[Dataset entries]
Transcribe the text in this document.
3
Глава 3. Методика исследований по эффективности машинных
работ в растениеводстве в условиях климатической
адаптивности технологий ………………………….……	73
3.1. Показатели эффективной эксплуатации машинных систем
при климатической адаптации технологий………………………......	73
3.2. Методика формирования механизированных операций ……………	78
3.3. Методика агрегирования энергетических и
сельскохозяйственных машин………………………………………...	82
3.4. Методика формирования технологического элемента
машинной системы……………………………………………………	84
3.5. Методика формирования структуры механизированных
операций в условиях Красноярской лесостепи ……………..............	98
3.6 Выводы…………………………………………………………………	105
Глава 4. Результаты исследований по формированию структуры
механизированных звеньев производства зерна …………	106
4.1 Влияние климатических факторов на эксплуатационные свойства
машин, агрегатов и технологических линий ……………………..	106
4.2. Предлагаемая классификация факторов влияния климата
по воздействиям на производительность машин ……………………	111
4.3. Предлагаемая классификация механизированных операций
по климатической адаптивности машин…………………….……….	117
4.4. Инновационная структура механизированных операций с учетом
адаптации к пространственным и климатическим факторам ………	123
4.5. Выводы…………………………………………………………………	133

• **Task**
Copy every line of the data that holds the string "Глава".

• **Exercise response**
Глава 3. Методика исследований по эффективности машинных
Глава 4. Результаты исследований по формированию структуры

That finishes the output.